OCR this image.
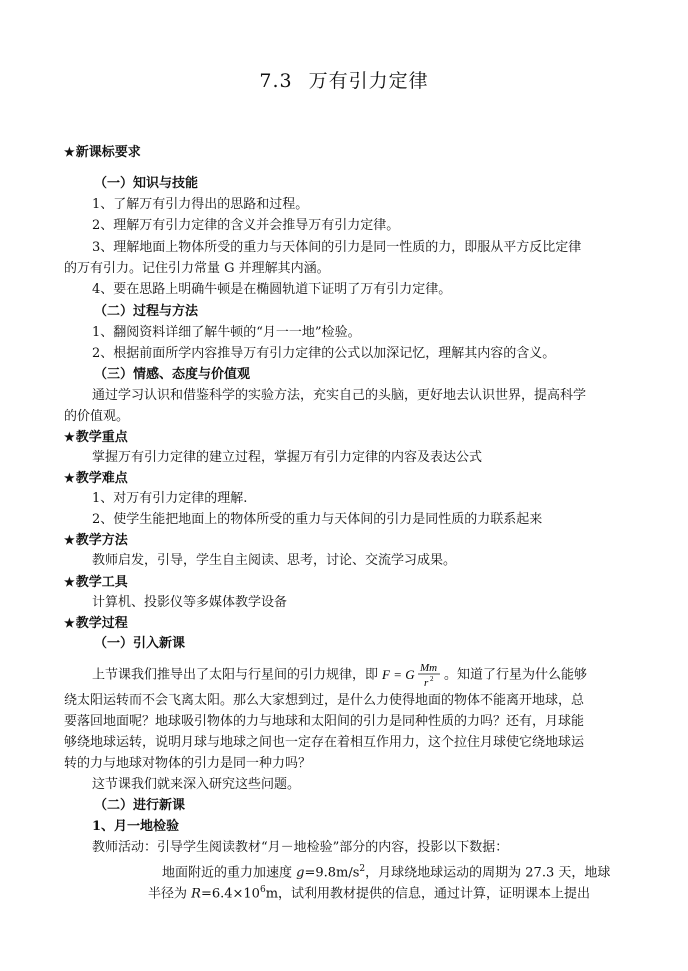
7.3 万有引力定律
★新课标要求
（一）知识与技能
1、了解万有引力得出的思路和过程。
2、理解万有引力定律的含义并会推导万有引力定律。
3、理解地面上物体所受的重力与天体间的引力是同一性质的力，即服从平方反比定律
的万有引力。记住引力常量 G 并理解其内涵。
4、要在思路上明确牛顿是在椭圆轨道下证明了万有引力定律。
（二）过程与方法
1、翻阅资料详细了解牛顿的“月一一地”检验。
2、根据前面所学内容推导万有引力定律的公式以加深记忆，理解其内容的含义。
（三）情感、态度与价值观
通过学习认识和借鉴科学的实验方法，充实自己的头脑，更好地去认识世界，提高科学
的价值观。
★教学重点
掌握万有引力定律的建立过程，掌握万有引力定律的内容及表达公式
★教学难点
1、对万有引力定律的理解.
2、使学生能把地面上的物体所受的重力与天体间的引力是同性质的力联系起来
★教学方法
教师启发，引导，学生自主阅读、思考，讨论、交流学习成果。
★教学工具
计算机、投影仪等多媒体教学设备
★教学过程
（一）引入新课
上节课我们推导出了太阳与行星间的引力规律，即 F = G Mm
r 2 。知道了行星为什么能够
绕太阳运转而不会飞离太阳。那么大家想到过，是什么力使得地面的物体不能离开地球，总
要落回地面呢？地球吸引物体的力与地球和太阳间的引力是同种性质的力吗？还有，月球能
够绕地球运转，说明月球与地球之间也一定存在着相互作用力，这个拉住月球使它绕地球运
转的力与地球对物体的引力是同一种力吗？
这节课我们就来深入研究这些问题。
（二）进行新课
1、月一地检验
教师活动：引导学生阅读教材“月－地检验”部分的内容，投影以下数据：
地面附近的重力加速度 $g=9.8m/s^2$，月球绕地球运动的周期为 27.3 天，地球
半径为 $R=6.4\times 10^6m$，试利用教材提供的信息，通过计算，证明课本上提出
════════════════
DIRECTIONS FOR THIS TASK:
Nothing in the entries should change as you copy them, except that the pictures are left out.

TASK SOLUTION:
OCR this image.
7.3 万有引力定律
★新课标要求
（一）知识与技能
1、了解万有引力得出的思路和过程。
2、理解万有引力定律的含义并会推导万有引力定律。
3、理解地面上物体所受的重力与天体间的引力是同一性质的力，即服从平方反比定律
的万有引力。记住引力常量 G 并理解其内涵。
4、要在思路上明确牛顿是在椭圆轨道下证明了万有引力定律。
（二）过程与方法
1、翻阅资料详细了解牛顿的“月一一地”检验。
2、根据前面所学内容推导万有引力定律的公式以加深记忆，理解其内容的含义。
（三）情感、态度与价值观
通过学习认识和借鉴科学的实验方法，充实自己的头脑，更好地去认识世界，提高科学
的价值观。
★教学重点
掌握万有引力定律的建立过程，掌握万有引力定律的内容及表达公式
★教学难点
1、对万有引力定律的理解.
2、使学生能把地面上的物体所受的重力与天体间的引力是同性质的力联系起来
★教学方法
教师启发，引导，学生自主阅读、思考，讨论、交流学习成果。
★教学工具
计算机、投影仪等多媒体教学设备
★教学过程
（一）引入新课
上节课我们推导出了太阳与行星间的引力规律，即 F = G Mm
r 2 。知道了行星为什么能够
绕太阳运转而不会飞离太阳。那么大家想到过，是什么力使得地面的物体不能离开地球，总
要落回地面呢？地球吸引物体的力与地球和太阳间的引力是同种性质的力吗？还有，月球能
够绕地球运转，说明月球与地球之间也一定存在着相互作用力，这个拉住月球使它绕地球运
转的力与地球对物体的引力是同一种力吗？
这节课我们就来深入研究这些问题。
（二）进行新课
1、月一地检验
教师活动：引导学生阅读教材“月－地检验”部分的内容，投影以下数据：
地面附近的重力加速度 $g=9.8m/s^2$，月球绕地球运动的周期为 27.3 天，地球
半径为 $R=6.4\times 10^6m$，试利用教材提供的信息，通过计算，证明课本上提出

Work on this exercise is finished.